_Description of the task_
Can you write out all of the material below, word for word?

═════ Given entries ═════

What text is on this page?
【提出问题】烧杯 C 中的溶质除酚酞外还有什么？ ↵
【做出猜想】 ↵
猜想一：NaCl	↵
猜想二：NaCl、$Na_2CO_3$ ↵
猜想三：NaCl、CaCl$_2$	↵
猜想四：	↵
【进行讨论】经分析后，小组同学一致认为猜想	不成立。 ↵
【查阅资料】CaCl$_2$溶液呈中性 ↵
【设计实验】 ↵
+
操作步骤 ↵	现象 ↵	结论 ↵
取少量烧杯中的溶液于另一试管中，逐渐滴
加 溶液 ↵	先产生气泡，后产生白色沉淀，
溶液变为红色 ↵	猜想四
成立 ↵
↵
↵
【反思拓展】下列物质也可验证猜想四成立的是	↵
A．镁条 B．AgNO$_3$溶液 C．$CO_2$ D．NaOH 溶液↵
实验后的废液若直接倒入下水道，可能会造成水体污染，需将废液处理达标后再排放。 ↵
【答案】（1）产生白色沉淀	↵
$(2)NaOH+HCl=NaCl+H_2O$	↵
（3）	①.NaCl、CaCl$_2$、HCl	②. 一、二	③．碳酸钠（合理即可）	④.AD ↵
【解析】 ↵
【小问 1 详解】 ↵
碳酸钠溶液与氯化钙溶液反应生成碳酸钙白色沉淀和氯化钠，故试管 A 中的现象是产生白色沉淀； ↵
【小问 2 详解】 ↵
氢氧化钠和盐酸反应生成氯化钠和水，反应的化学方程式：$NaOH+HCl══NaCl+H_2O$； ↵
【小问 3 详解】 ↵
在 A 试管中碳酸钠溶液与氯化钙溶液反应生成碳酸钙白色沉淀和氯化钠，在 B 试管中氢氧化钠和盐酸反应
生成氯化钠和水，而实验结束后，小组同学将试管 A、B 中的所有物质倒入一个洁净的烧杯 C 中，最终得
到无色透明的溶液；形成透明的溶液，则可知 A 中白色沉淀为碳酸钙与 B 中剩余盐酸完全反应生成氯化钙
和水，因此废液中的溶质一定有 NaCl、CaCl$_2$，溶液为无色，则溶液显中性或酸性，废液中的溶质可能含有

═════

_Answer_
What text is on this page?
【提出问题】烧杯 C 中的溶质除酚酞外还有什么？ ↵
【做出猜想】 ↵
猜想一：NaCl	↵
猜想二：NaCl、$Na_2CO_3$ ↵
猜想三：NaCl、CaCl$_2$	↵
猜想四：	↵
【进行讨论】经分析后，小组同学一致认为猜想	不成立。 ↵
【查阅资料】CaCl$_2$溶液呈中性 ↵
【设计实验】 ↵
+
操作步骤 ↵	现象 ↵	结论 ↵
取少量烧杯中的溶液于另一试管中，逐渐滴
加 溶液 ↵	先产生气泡，后产生白色沉淀，
溶液变为红色 ↵	猜想四
成立 ↵
↵
↵
【反思拓展】下列物质也可验证猜想四成立的是	↵
A．镁条 B．AgNO$_3$溶液 C．$CO_2$ D．NaOH 溶液↵
实验后的废液若直接倒入下水道，可能会造成水体污染，需将废液处理达标后再排放。 ↵
【答案】（1）产生白色沉淀	↵
$(2)NaOH+HCl=NaCl+H_2O$	↵
（3）	①.NaCl、CaCl$_2$、HCl	②. 一、二	③．碳酸钠（合理即可）	④.AD ↵
【解析】 ↵
【小问 1 详解】 ↵
碳酸钠溶液与氯化钙溶液反应生成碳酸钙白色沉淀和氯化钠，故试管 A 中的现象是产生白色沉淀； ↵
【小问 2 详解】 ↵
氢氧化钠和盐酸反应生成氯化钠和水，反应的化学方程式：$NaOH+HCl══NaCl+H_2O$； ↵
【小问 3 详解】 ↵
在 A 试管中碳酸钠溶液与氯化钙溶液反应生成碳酸钙白色沉淀和氯化钠，在 B 试管中氢氧化钠和盐酸反应
生成氯化钠和水，而实验结束后，小组同学将试管 A、B 中的所有物质倒入一个洁净的烧杯 C 中，最终得
到无色透明的溶液；形成透明的溶液，则可知 A 中白色沉淀为碳酸钙与 B 中剩余盐酸完全反应生成氯化钙
和水，因此废液中的溶质一定有 NaCl、CaCl$_2$，溶液为无色，则溶液显中性或酸性，废液中的溶质可能含有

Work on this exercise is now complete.